Task description: Write the data below out exactly as it stands. Do not include the pictures.

Data to use:
┌──
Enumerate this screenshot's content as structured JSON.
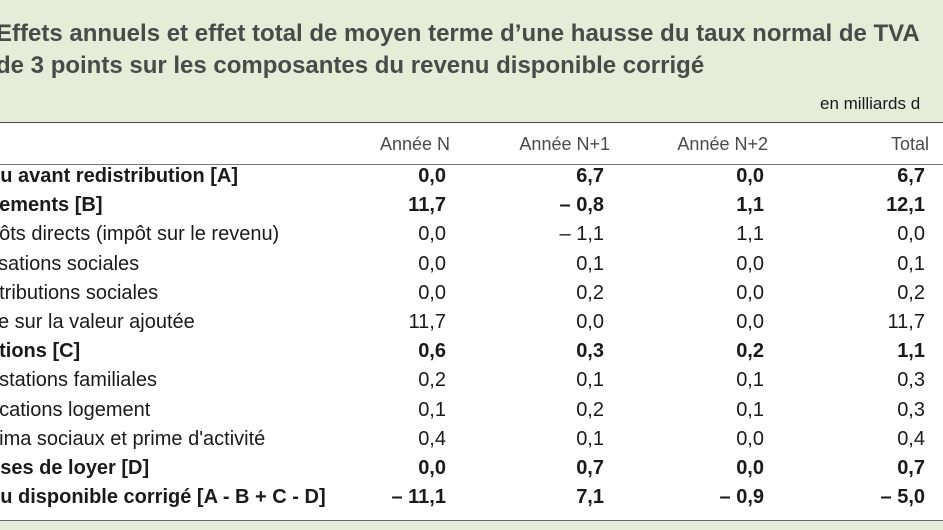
{
  "title": "Effets annuels et effet total de moyen terme d’une hausse du taux normal de TVA de 3 points sur les composantes du revenu disponible corrigé",
  "unit": "en milliards d",
  "columns": [
    "Année N",
    "Année N+1",
    "Année N+2",
    "Total"
  ],
  "rows": [
    {
      "label": "nu avant redistribution [A]",
      "values": [
        "0,0",
        "6,7",
        "0,0",
        "6,7"
      ],
      "bold": true
    },
    {
      "label": "vements [B]",
      "values": [
        "11,7",
        "– 0,8",
        "1,1",
        "12,1"
      ],
      "bold": true
    },
    {
      "label": "pôts directs (impôt sur le revenu)",
      "values": [
        "0,0",
        "– 1,1",
        "1,1",
        "0,0"
      ],
      "bold": false
    },
    {
      "label": "tisations sociales",
      "values": [
        "0,0",
        "0,1",
        "0,0",
        "0,1"
      ],
      "bold": false
    },
    {
      "label": "ntributions sociales",
      "values": [
        "0,0",
        "0,2",
        "0,0",
        "0,2"
      ],
      "bold": false
    },
    {
      "label": "xe sur la valeur ajoutée",
      "values": [
        "11,7",
        "0,0",
        "0,0",
        "11,7"
      ],
      "bold": false
    },
    {
      "label": "ations [C]",
      "values": [
        "0,6",
        "0,3",
        "0,2",
        "1,1"
      ],
      "bold": true
    },
    {
      "label": "estations familiales",
      "values": [
        "0,2",
        "0,1",
        "0,1",
        "0,3"
      ],
      "bold": false
    },
    {
      "label": "ocations logement",
      "values": [
        "0,1",
        "0,2",
        "0,1",
        "0,3"
      ],
      "bold": false
    },
    {
      "label": "nima sociaux et prime d'activité",
      "values": [
        "0,4",
        "0,1",
        "0,0",
        "0,4"
      ],
      "bold": false
    },
    {
      "label": "nses de loyer [D]",
      "values": [
        "0,0",
        "0,7",
        "0,0",
        "0,7"
      ],
      "bold": true
    },
    {
      "label": "nu disponible corrigé [A - B + C - D]",
      "values": [
        "– 11,1",
        "7,1",
        "– 0,9",
        "– 5,0"
      ],
      "bold": true
    }
  ]
}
└──
Response to the task:
Enumerate this screenshot's content as structured JSON.
{
  "title": "Effets annuels et effet total de moyen terme d’une hausse du taux normal de TVA de 3 points sur les composantes du revenu disponible corrigé",
  "unit": "en milliards d",
  "columns": [
    "Année N",
    "Année N+1",
    "Année N+2",
    "Total"
  ],
  "rows": [
    {
      "label": "nu avant redistribution [A]",
      "values": [
        "0,0",
        "6,7",
        "0,0",
        "6,7"
      ],
      "bold": true
    },
    {
      "label": "vements [B]",
      "values": [
        "11,7",
        "– 0,8",
        "1,1",
        "12,1"
      ],
      "bold": true
    },
    {
      "label": "pôts directs (impôt sur le revenu)",
      "values": [
        "0,0",
        "– 1,1",
        "1,1",
        "0,0"
      ],
      "bold": false
    },
    {
      "label": "tisations sociales",
      "values": [
        "0,0",
        "0,1",
        "0,0",
        "0,1"
      ],
      "bold": false
    },
    {
      "label": "ntributions sociales",
      "values": [
        "0,0",
        "0,2",
        "0,0",
        "0,2"
      ],
      "bold": false
    },
    {
      "label": "xe sur la valeur ajoutée",
      "values": [
        "11,7",
        "0,0",
        "0,0",
        "11,7"
      ],
      "bold": false
    },
    {
      "label": "ations [C]",
      "values": [
        "0,6",
        "0,3",
        "0,2",
        "1,1"
      ],
      "bold": true
    },
    {
      "label": "estations familiales",
      "values": [
        "0,2",
        "0,1",
        "0,1",
        "0,3"
      ],
      "bold": false
    },
    {
      "label": "ocations logement",
      "values": [
        "0,1",
        "0,2",
        "0,1",
        "0,3"
      ],
      "bold": false
    },
    {
      "label": "nima sociaux et prime d'activité",
      "values": [
        "0,4",
        "0,1",
        "0,0",
        "0,4"
      ],
      "bold": false
    },
    {
      "label": "nses de loyer [D]",
      "values": [
        "0,0",
        "0,7",
        "0,0",
        "0,7"
      ],
      "bold": true
    },
    {
      "label": "nu disponible corrigé [A - B + C - D]",
      "values": [
        "– 11,1",
        "7,1",
        "– 0,9",
        "– 5,0"
      ],
      "bold": true
    }
  ]
}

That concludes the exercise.